Data items:
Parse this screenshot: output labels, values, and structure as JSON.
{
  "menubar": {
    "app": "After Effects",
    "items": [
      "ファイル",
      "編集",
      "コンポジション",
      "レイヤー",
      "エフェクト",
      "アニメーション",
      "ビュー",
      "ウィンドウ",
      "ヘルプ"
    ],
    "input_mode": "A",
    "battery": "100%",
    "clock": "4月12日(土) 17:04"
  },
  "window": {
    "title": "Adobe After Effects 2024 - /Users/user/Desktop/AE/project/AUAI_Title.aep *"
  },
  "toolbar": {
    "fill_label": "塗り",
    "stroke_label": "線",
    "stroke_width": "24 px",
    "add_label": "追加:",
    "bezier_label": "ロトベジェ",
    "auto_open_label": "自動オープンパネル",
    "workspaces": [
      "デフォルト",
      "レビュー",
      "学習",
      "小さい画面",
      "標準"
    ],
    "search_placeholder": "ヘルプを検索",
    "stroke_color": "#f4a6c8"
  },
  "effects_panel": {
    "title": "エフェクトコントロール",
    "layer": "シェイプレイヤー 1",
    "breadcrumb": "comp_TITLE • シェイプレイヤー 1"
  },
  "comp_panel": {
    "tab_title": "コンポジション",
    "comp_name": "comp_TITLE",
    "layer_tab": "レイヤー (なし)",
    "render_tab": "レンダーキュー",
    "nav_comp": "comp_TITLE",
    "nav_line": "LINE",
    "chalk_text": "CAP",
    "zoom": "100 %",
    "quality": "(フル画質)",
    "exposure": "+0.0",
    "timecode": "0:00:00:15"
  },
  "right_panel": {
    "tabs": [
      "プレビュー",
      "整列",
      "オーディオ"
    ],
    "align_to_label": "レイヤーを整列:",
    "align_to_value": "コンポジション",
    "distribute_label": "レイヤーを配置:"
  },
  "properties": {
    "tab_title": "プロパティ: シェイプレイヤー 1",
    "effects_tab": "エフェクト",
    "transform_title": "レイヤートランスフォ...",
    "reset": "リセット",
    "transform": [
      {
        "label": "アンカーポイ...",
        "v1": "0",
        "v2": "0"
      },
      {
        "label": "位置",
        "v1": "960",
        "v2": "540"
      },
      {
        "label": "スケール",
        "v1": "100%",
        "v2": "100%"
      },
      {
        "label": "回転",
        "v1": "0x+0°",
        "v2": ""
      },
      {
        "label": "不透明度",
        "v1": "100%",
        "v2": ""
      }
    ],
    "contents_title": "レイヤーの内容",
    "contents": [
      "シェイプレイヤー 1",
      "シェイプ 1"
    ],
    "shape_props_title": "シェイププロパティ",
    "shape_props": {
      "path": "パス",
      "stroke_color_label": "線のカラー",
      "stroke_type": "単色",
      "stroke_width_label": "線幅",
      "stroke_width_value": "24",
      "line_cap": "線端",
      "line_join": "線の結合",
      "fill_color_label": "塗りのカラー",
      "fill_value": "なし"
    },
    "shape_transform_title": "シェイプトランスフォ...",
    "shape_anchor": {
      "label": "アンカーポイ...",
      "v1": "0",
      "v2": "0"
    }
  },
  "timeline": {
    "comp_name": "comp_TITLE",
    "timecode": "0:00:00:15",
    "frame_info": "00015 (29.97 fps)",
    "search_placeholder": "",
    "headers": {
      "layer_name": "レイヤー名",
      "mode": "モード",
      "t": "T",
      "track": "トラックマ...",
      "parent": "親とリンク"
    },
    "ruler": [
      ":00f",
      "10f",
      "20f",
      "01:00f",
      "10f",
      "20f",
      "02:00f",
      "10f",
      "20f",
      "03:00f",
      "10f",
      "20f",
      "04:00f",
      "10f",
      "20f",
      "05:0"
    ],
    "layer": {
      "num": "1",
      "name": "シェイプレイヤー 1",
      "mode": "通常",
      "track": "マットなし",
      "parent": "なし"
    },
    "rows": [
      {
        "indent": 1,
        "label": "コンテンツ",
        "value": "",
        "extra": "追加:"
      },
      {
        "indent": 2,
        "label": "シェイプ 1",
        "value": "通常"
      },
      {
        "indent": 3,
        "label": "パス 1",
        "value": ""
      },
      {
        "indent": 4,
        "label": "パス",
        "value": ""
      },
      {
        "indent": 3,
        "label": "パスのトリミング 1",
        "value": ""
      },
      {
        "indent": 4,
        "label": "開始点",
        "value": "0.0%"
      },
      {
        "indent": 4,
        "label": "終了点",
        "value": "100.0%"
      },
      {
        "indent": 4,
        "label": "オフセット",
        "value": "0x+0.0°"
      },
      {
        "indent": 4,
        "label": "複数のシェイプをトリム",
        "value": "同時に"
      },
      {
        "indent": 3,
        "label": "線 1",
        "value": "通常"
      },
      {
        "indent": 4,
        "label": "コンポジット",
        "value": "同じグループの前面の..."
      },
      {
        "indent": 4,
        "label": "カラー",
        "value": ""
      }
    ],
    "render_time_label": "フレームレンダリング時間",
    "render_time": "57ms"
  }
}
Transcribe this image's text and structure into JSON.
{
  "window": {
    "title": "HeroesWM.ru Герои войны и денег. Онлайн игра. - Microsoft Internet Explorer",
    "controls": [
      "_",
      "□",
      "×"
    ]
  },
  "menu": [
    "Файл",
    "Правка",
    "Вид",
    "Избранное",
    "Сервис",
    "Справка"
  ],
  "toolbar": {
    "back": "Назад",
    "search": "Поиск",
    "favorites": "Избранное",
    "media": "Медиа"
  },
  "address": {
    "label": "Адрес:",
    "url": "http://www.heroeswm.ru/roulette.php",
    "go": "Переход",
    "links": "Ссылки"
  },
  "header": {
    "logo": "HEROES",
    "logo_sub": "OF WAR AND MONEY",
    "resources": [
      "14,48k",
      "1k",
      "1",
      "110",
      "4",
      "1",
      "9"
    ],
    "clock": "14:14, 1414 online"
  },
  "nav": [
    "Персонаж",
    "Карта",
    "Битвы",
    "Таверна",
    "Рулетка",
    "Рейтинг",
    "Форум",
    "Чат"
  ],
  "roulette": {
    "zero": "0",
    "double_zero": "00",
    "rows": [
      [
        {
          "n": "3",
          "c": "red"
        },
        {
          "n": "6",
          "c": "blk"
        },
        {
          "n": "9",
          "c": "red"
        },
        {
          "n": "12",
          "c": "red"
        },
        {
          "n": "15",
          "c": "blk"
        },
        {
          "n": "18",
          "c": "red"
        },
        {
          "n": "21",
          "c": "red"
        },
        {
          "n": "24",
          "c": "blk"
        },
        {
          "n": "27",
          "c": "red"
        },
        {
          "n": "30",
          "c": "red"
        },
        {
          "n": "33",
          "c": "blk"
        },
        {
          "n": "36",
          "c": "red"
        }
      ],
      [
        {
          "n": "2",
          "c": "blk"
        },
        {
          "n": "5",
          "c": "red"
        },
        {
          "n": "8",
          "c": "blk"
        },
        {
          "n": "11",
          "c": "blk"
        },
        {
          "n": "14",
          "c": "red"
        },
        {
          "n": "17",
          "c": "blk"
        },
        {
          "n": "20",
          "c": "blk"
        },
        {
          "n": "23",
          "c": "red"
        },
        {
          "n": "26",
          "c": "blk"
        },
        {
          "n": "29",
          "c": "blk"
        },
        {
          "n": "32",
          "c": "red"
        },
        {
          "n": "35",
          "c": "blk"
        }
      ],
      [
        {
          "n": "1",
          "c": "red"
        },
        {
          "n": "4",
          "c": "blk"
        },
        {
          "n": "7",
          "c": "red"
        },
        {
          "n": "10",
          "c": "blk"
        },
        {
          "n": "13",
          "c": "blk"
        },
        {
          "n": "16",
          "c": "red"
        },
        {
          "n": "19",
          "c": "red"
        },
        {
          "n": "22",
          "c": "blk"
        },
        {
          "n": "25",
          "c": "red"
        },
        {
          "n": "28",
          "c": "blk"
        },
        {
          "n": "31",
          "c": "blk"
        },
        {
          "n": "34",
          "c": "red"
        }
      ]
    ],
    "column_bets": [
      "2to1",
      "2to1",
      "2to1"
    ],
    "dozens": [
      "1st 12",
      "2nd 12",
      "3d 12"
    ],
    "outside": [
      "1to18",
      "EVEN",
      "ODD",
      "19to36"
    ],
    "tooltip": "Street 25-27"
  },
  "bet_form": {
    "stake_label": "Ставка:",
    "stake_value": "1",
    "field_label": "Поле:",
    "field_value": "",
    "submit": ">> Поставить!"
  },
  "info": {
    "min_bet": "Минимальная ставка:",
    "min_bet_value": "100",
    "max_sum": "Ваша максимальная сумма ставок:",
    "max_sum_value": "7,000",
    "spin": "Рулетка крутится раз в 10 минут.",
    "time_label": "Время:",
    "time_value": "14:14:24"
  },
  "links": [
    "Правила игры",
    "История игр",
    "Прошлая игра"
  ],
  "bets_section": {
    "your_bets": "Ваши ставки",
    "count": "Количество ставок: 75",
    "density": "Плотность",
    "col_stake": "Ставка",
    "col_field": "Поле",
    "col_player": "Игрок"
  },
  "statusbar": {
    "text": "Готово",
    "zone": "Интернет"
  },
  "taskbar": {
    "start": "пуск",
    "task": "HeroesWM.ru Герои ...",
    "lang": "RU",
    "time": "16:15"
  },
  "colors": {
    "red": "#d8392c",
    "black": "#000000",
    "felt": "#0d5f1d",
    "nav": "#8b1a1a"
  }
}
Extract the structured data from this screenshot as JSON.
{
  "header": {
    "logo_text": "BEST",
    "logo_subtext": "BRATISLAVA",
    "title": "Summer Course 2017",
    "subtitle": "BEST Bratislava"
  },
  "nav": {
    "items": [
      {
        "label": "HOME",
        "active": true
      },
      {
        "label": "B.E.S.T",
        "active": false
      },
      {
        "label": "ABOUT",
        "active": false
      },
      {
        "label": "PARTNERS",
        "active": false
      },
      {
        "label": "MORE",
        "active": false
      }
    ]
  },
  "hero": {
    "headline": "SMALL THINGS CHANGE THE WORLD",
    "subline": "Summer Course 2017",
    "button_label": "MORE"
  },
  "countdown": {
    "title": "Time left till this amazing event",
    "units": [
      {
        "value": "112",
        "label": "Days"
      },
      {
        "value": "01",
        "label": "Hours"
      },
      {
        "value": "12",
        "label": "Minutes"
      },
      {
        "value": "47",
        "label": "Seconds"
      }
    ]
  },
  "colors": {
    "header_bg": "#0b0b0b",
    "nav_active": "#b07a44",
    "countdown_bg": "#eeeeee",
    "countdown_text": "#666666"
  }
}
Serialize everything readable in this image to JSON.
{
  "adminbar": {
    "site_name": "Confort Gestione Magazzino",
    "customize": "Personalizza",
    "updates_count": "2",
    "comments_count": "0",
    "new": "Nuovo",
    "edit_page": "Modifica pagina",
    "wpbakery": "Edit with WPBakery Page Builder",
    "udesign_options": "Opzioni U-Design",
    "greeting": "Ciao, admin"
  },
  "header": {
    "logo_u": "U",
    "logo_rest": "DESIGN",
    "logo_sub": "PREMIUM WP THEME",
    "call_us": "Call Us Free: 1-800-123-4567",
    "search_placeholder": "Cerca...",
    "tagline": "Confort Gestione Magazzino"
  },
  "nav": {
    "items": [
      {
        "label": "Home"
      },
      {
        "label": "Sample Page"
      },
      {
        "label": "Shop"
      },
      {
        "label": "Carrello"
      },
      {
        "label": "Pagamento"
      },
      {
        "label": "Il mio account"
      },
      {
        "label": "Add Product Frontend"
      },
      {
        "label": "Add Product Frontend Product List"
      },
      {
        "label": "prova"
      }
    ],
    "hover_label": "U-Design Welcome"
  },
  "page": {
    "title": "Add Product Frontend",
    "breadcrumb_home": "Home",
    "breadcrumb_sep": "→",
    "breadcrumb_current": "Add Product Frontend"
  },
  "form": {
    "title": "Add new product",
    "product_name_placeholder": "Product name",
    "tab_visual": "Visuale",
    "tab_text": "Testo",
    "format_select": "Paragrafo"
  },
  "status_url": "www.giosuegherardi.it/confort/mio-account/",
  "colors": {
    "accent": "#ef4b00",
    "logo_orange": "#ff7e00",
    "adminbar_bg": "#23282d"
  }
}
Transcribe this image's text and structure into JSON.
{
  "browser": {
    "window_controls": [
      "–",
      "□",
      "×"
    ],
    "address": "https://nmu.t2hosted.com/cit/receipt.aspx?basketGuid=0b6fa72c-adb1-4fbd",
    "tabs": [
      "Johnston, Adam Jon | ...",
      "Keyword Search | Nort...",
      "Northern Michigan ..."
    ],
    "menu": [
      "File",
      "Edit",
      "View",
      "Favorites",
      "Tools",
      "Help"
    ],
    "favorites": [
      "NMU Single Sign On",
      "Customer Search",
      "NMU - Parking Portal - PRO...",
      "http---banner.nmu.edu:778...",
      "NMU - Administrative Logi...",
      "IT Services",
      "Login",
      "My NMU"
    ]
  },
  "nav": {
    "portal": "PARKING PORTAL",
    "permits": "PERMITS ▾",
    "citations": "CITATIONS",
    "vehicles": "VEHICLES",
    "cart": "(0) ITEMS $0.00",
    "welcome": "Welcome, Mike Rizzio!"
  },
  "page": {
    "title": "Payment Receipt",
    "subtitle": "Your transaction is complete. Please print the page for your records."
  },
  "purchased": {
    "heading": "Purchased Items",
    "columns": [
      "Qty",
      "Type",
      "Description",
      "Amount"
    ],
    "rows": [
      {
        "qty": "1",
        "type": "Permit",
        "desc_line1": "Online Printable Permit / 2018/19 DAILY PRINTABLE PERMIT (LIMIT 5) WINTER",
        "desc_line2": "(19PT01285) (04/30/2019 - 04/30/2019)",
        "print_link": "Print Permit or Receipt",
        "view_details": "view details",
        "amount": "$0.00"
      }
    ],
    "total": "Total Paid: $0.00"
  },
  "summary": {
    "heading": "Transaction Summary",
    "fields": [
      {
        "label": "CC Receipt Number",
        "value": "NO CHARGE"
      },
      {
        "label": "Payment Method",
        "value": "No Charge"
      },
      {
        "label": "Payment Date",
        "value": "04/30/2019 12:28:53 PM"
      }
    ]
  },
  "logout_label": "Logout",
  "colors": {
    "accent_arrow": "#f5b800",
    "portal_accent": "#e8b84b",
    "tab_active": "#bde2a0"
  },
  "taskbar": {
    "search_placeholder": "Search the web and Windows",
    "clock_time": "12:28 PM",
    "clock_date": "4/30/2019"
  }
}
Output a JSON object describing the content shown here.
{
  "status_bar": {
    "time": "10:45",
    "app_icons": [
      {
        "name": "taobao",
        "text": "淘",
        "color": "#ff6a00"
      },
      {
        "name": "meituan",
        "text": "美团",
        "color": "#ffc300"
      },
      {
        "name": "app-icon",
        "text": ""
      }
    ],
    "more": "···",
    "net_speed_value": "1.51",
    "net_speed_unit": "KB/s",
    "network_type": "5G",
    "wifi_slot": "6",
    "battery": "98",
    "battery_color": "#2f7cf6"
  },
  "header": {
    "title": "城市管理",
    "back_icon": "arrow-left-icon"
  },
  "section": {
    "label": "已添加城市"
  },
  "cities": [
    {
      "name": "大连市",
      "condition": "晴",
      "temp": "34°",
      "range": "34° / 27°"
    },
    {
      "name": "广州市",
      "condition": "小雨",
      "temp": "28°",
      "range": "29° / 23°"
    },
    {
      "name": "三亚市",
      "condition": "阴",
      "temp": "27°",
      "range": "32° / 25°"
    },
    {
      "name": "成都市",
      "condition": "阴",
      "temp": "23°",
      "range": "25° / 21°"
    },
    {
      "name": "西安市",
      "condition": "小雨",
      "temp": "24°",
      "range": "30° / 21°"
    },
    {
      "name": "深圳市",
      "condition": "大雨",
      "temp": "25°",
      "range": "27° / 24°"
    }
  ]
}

[THE TASK] Repeat exactly, and only, the lines of the records above, starting with the line that contains "Output a JSON" and ending with the final line, both included.

[ANSWER TO THE TASK]
Output a JSON object describing the content shown here.
{
  "status_bar": {
    "time": "10:45",
    "app_icons": [
      {
        "name": "taobao",
        "text": "淘",
        "color": "#ff6a00"
      },
      {
        "name": "meituan",
        "text": "美团",
        "color": "#ffc300"
      },
      {
        "name": "app-icon",
        "text": ""
      }
    ],
    "more": "···",
    "net_speed_value": "1.51",
    "net_speed_unit": "KB/s",
    "network_type": "5G",
    "wifi_slot": "6",
    "battery": "98",
    "battery_color": "#2f7cf6"
  },
  "header": {
    "title": "城市管理",
    "back_icon": "arrow-left-icon"
  },
  "section": {
    "label": "已添加城市"
  },
  "cities": [
    {
      "name": "大连市",
      "condition": "晴",
      "temp": "34°",
      "range": "34° / 27°"
    },
    {
      "name": "广州市",
      "condition": "小雨",
      "temp": "28°",
      "range": "29° / 23°"
    },
    {
      "name": "三亚市",
      "condition": "阴",
      "temp": "27°",
      "range": "32° / 25°"
    },
    {
      "name": "成都市",
      "condition": "阴",
      "temp": "23°",
      "range": "25° / 21°"
    },
    {
      "name": "西安市",
      "condition": "小雨",
      "temp": "24°",
      "range": "30° / 21°"
    },
    {
      "name": "深圳市",
      "condition": "大雨",
      "temp": "25°",
      "range": "27° / 24°"
    }
  ]
}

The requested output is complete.